Una penna con punta di diamante è già voglia di scrivere. E’ già far brillare le parole, incoronarle di ghirlande di luce. E’ già mettere insieme i pezzi che vengono a galla sulla superficie liscia del pensiero.

Ruvido. Sento ruvido e rugoso muoversi dentro di me il desiderio dello scrittore. Incerto, confuso. Le mie parole sono in pigiama. Tessuto di pile, morbido e pesante. Le mie parole dormono, ma si stanno svegliando. Nessuna fretta per il mio vispo ego, che in cucina già si appresta a fare il caffè.

Bollente quello che ho da dire, amaro come la nuda realtà del mondo. Un po’ di zucchero per favore. Niente zucchero di canna, ma zollette sì, vere e proprie zollette, perché solo quelle possono addolcire lo scrittore dentro di me. E dopo mi sveglierò anch’io, mi alzerò ed andrò a prepararmi. Non prima dello scrittore e, soprattutto, non prima dell’ego.

Irregolari vibrazioni presiedono il mio destarmi. Le seguo senza controbattere. Dove mi portano? Alla penna con punta di diamante che stringo fra le dita, alla curiosa ed insolita giornata che mi aspetta. Tenterò di chiamare lo scrittore, non sempre mi starà a sentire. A volte sarà lui a cercarmi, ma sarò troppo impegnata ed indaffarata per ascoltarlo.

E mangerò silenzi. Ne mangerò tanti, come cioccolatini. Li scarterò della loro materialità, ma ne rimarrà il gusto. Assaporerò. Anche con gli occhi.

I fuochi d’artificio dell’anima. Dove scivolano quando si spengono? Quando tutto tace? Dove vanno a rifugiarsi quando lo scoppio è finito? Quando termina quel tripudio, quei giochi di forme? In quale caverna si rifugiano? Qual è la loro tana? Ricerco invano. Qual'è il luogo a cui risalgono le loro origini e a cui, ne sono sicura, una volta scoppiati, ritornano?

E poi voglio le girandole. Le voglio, sì. Voglio soffiare forte su di loro per farle girare, per farle girare all’infinito. Come la mia testa. Incontro scontro di idee e percezioni. Di memorie e proiezioni. A volte dagli scontri nascono fusioni, a volte no. A volte è crema di passioni, a volte è solo fumo o, se va meglio, il ricciolo di fumo di una domanda che nasce, un interrogativo che non lascia tregua e ne genera altri. A volte lo specchio mi fa ragionare, a volte no ed è solo conduttore di confusione.

Record con riquadri etichettati
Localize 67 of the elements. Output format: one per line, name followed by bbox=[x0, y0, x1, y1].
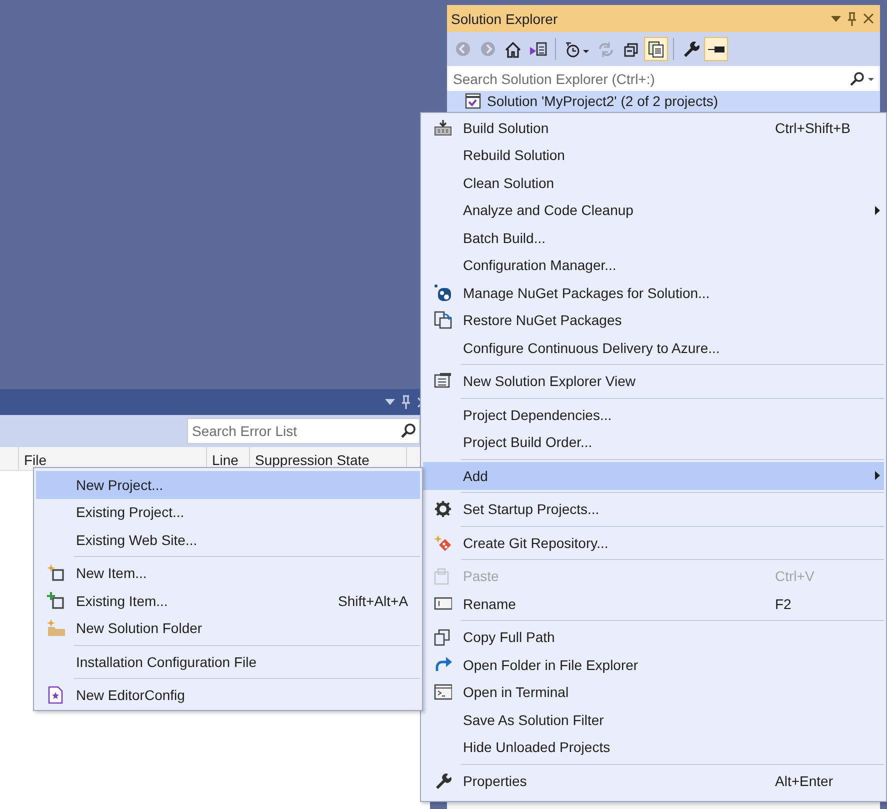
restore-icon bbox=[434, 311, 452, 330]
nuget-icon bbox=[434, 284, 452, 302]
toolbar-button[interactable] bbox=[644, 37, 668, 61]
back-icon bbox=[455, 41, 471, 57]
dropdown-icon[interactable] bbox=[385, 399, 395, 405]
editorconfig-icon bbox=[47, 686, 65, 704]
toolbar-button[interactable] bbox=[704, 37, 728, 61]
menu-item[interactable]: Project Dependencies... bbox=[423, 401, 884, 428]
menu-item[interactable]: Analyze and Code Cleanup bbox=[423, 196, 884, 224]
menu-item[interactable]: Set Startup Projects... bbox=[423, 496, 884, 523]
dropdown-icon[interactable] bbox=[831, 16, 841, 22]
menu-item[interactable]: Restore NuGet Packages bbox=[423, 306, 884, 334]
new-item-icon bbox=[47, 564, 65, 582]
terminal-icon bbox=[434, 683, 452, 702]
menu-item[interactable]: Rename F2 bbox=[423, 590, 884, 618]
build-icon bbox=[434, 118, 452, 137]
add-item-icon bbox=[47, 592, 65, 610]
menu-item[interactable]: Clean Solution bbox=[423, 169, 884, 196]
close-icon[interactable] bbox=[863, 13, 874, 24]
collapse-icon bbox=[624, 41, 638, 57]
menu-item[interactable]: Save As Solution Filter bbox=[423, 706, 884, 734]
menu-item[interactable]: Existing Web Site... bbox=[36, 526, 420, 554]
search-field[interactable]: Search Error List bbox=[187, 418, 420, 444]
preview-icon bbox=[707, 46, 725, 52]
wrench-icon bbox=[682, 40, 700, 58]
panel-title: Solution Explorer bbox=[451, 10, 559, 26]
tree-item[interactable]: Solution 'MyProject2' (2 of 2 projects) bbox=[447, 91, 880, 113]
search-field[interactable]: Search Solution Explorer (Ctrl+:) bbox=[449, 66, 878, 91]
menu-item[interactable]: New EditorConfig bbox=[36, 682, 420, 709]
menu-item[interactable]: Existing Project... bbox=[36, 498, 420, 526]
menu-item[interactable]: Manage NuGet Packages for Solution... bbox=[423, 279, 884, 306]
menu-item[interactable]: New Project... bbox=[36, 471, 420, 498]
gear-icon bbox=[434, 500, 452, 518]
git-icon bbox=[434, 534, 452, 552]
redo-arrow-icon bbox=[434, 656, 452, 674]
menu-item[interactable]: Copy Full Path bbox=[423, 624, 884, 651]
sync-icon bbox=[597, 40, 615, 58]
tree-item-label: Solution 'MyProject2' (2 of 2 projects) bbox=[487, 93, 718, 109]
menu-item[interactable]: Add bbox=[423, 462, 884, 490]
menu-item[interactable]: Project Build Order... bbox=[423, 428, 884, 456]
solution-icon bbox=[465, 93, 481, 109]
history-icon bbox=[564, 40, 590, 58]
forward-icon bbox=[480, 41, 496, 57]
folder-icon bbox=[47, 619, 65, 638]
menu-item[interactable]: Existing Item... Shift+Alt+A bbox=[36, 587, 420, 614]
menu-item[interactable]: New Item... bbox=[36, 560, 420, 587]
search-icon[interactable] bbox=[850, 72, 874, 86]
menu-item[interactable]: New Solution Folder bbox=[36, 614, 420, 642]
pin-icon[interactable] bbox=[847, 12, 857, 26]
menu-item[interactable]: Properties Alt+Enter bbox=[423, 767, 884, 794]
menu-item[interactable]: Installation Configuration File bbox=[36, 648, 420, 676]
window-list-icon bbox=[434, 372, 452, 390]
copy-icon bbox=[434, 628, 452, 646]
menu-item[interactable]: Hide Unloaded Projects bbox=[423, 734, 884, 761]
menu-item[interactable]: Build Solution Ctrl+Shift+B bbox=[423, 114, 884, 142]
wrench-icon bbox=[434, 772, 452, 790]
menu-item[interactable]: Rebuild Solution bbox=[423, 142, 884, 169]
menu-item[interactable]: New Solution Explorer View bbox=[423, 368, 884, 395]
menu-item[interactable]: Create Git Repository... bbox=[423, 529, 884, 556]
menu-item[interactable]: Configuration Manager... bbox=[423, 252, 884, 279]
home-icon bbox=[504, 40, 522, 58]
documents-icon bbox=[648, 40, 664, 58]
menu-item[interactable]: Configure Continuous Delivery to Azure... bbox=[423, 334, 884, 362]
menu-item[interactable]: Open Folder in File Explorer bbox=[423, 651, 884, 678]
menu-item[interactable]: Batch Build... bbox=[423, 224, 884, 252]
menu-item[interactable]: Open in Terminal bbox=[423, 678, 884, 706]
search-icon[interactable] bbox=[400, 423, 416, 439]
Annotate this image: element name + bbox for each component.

--

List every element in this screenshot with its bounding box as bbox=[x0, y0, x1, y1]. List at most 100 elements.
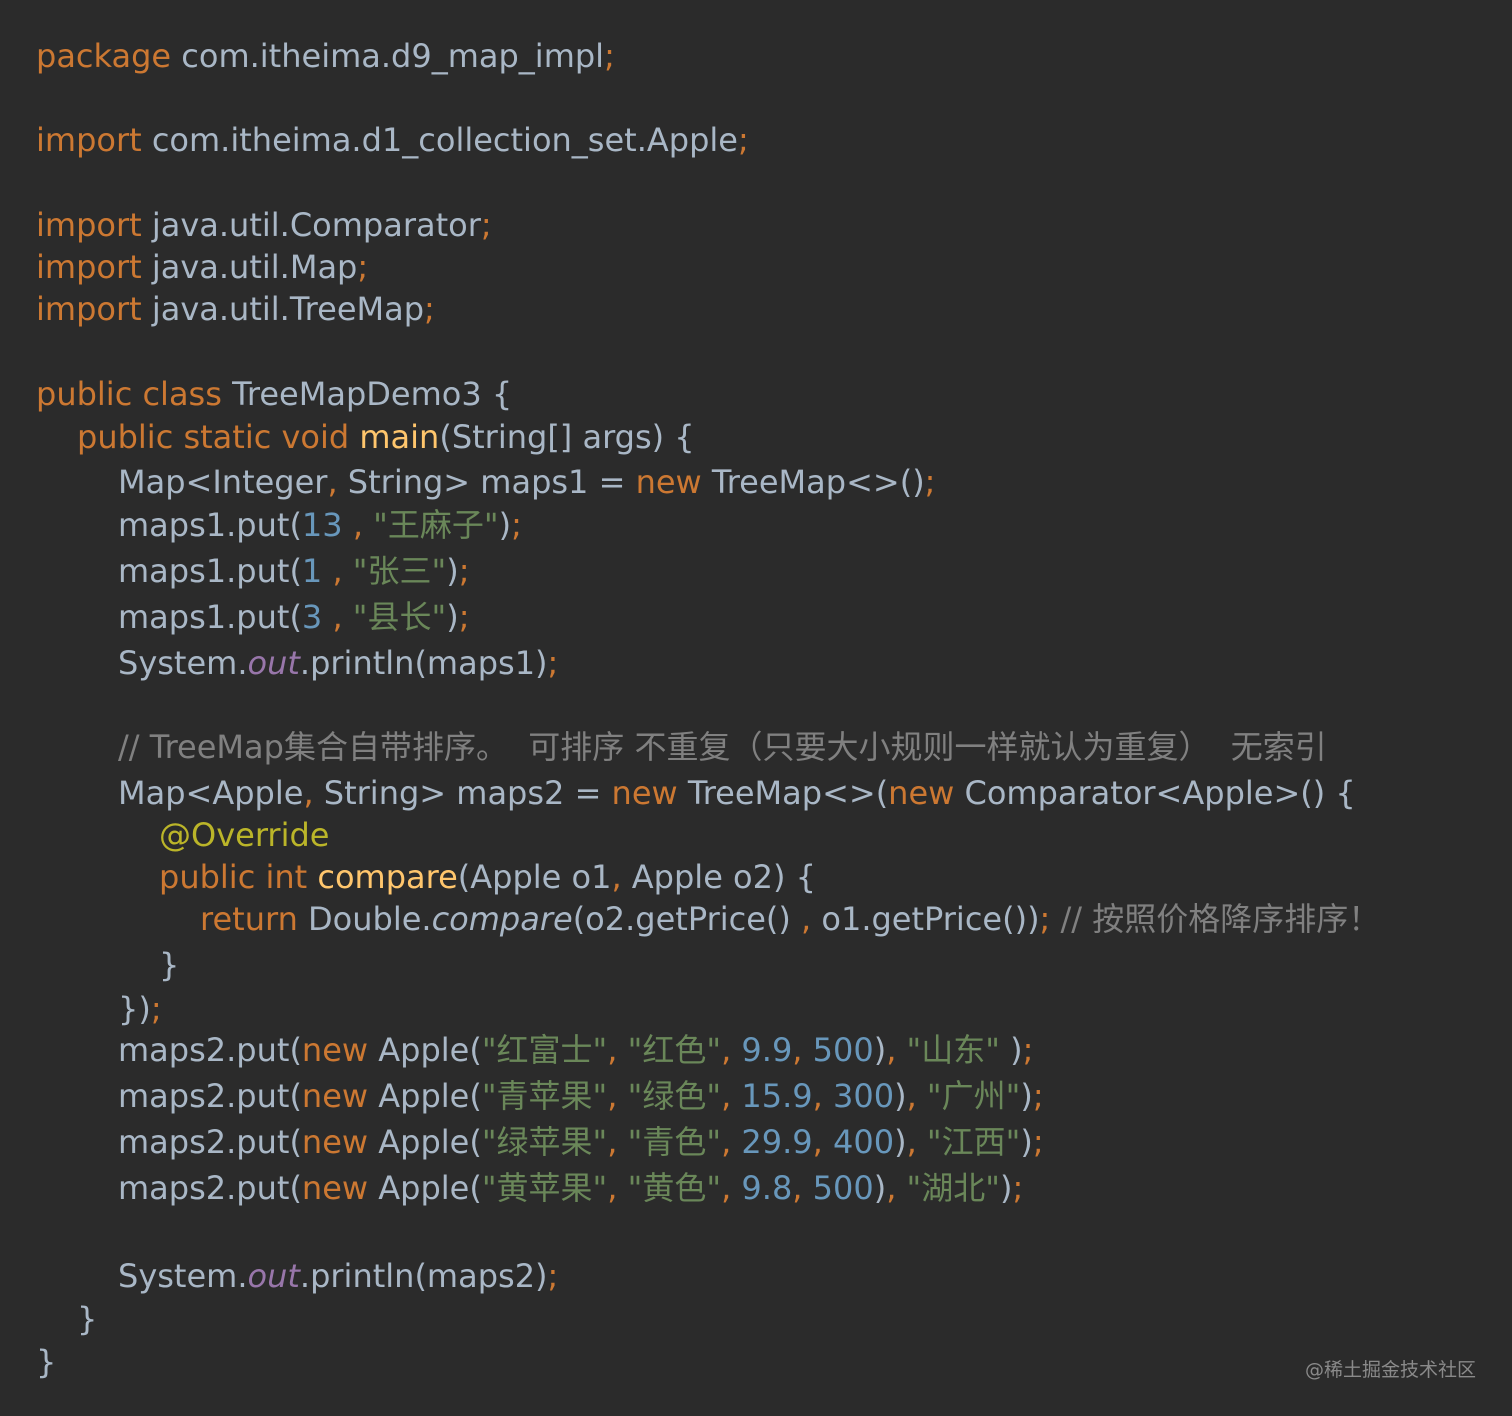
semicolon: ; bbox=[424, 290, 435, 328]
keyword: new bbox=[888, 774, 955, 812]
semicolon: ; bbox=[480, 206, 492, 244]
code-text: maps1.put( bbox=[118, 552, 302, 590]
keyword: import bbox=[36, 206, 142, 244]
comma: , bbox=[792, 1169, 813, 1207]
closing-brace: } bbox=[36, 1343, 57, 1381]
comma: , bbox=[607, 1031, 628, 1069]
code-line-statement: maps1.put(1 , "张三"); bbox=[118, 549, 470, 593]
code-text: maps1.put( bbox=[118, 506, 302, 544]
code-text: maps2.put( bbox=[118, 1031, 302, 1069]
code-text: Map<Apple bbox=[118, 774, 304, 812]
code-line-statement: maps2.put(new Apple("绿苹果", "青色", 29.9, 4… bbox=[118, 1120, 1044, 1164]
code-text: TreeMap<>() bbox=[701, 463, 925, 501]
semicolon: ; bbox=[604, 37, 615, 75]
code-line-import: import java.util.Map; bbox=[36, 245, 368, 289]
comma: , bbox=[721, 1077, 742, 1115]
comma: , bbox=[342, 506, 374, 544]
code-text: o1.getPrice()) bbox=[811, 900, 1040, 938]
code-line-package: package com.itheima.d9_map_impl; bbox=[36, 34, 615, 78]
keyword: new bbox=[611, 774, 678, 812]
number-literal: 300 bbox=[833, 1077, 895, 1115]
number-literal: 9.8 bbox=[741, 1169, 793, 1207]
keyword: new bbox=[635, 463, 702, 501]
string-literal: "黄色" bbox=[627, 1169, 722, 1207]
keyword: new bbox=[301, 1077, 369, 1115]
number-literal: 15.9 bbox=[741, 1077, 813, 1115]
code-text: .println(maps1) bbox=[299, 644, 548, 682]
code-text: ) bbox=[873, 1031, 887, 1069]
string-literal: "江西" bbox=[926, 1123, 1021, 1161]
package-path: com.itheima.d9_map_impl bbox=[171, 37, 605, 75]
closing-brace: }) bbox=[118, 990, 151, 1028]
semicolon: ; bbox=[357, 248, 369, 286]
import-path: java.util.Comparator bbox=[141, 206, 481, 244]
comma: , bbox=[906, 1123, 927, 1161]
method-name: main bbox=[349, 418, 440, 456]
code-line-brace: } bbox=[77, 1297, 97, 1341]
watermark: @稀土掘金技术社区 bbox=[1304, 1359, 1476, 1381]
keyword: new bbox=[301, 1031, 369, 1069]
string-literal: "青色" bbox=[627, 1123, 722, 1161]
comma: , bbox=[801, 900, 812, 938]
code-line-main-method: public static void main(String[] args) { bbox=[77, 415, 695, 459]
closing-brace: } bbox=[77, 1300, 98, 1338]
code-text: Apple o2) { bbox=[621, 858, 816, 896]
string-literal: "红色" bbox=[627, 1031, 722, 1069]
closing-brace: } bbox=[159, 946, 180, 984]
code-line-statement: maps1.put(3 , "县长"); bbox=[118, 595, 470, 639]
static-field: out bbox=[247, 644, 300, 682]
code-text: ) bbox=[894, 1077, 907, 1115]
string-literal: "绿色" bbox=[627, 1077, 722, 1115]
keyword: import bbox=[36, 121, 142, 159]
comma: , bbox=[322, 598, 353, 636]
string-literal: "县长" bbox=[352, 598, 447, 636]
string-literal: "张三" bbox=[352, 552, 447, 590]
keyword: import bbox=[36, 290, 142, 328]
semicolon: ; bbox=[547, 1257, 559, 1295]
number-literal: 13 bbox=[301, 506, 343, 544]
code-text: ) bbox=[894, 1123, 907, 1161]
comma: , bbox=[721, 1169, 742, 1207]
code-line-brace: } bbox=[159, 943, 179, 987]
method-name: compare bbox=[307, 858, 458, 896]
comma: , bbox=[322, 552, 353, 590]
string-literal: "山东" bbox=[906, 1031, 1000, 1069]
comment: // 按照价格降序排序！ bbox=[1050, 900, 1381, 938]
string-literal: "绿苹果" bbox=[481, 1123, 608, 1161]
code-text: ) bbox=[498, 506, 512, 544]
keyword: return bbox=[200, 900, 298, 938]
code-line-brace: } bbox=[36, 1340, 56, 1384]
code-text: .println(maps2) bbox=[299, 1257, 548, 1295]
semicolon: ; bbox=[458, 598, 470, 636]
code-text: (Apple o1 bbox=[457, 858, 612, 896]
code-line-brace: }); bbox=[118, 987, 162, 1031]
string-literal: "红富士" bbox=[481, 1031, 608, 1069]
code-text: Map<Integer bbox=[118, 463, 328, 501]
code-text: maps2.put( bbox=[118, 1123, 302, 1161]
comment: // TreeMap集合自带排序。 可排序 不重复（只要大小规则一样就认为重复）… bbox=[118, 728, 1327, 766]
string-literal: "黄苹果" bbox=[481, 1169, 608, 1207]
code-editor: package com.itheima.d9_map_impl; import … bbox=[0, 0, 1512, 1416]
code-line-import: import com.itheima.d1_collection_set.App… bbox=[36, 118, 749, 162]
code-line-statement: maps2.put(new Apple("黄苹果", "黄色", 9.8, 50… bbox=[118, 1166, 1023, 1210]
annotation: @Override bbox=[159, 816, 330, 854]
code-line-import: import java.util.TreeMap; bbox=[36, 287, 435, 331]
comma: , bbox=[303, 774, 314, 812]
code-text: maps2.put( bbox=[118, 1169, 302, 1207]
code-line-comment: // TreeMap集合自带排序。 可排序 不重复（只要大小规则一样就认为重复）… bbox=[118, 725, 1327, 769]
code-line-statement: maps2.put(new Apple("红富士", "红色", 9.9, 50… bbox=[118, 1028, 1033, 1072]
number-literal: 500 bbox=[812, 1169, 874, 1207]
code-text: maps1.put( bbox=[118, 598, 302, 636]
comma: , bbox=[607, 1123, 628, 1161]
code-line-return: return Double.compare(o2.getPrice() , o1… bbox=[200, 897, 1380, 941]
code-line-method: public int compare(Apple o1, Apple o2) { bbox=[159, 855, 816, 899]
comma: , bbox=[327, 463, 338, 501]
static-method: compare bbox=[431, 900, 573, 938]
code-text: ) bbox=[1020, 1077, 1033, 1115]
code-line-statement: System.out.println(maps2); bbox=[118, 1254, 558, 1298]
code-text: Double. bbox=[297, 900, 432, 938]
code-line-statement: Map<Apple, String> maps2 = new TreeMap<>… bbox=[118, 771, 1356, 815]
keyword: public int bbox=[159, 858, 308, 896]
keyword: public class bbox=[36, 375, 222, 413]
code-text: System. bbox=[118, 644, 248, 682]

--

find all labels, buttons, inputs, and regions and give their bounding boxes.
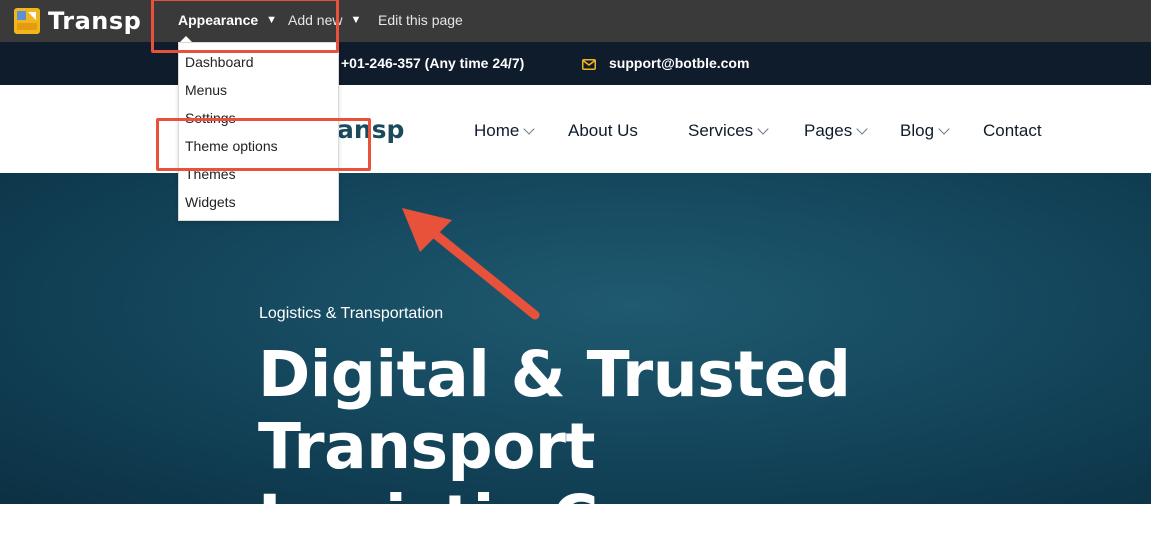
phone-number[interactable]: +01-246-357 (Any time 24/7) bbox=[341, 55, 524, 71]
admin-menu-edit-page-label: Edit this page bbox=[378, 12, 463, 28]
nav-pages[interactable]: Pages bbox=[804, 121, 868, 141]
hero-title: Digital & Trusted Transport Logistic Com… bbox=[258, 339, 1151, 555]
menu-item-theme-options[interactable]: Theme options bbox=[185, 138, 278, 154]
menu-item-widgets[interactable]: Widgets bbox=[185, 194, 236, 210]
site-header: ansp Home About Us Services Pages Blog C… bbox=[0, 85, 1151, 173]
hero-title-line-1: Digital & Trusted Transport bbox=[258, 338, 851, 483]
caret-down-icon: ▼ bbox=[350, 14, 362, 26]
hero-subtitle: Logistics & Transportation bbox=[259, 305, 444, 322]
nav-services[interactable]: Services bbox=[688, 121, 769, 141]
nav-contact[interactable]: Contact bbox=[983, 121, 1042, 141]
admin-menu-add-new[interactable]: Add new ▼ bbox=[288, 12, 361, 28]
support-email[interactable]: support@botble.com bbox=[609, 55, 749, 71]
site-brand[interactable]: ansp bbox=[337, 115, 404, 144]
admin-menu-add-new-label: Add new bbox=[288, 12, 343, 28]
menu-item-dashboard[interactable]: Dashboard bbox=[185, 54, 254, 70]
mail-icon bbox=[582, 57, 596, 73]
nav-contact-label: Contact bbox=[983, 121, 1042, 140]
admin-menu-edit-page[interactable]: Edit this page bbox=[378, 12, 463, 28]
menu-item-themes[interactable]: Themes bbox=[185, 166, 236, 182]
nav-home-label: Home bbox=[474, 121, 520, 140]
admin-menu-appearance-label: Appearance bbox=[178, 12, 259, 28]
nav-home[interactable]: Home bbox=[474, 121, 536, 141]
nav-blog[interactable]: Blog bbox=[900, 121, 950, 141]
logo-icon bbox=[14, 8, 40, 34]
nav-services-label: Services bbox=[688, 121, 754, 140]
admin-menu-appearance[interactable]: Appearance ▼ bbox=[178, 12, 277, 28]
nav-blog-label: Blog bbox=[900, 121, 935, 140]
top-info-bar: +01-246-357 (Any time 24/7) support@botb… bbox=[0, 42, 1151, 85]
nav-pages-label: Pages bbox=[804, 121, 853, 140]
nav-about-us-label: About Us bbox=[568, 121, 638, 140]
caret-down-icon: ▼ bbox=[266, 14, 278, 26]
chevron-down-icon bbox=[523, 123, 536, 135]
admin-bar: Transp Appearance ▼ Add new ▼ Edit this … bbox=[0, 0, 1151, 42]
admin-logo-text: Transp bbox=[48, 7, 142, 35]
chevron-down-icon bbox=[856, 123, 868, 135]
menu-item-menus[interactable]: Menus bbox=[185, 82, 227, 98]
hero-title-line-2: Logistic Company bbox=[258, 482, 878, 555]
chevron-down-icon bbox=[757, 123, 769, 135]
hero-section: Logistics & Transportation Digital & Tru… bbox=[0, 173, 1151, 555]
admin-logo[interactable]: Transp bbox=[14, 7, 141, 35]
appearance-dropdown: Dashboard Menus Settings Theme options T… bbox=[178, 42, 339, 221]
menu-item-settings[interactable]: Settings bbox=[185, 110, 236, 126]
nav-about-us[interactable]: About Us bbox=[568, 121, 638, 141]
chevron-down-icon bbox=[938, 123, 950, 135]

**ISTRUZIONI E REQUISITI:**
Per favore, riscrivi il brano della pagina partendo da "I fuochi d’artificio" e finendo con "conduttore di confusione.", sostituendo "caverna" con "grotta".

**SOLUZIONE PROPOSTA:**
I fuochi d’artificio dell’anima. Dove scivolano quando si spengono? Quando tutto tace? Dove vanno a rifugiarsi quando lo scoppio è finito? Quando termina quel tripudio, quei giochi di forme? In quale grotta si rifugiano? Qual è la loro tana? Ricerco invano. Qual'è il luogo a cui risalgono le loro origini e a cui, ne sono sicura, una volta scoppiati, ritornano?

E poi voglio le girandole. Le voglio, sì. Voglio soffiare forte su di loro per farle girare, per farle girare all’infinito. Come la mia testa. Incontro scontro di idee e percezioni. Di memorie e proiezioni. A volte dagli scontri nascono fusioni, a volte no. A volte è crema di passioni, a volte è solo fumo o, se va meglio, il ricciolo di fumo di una domanda che nasce, un interrogativo che non lascia tregua e ne genera altri. A volte lo specchio mi fa ragionare, a volte no ed è solo conduttore di confusione.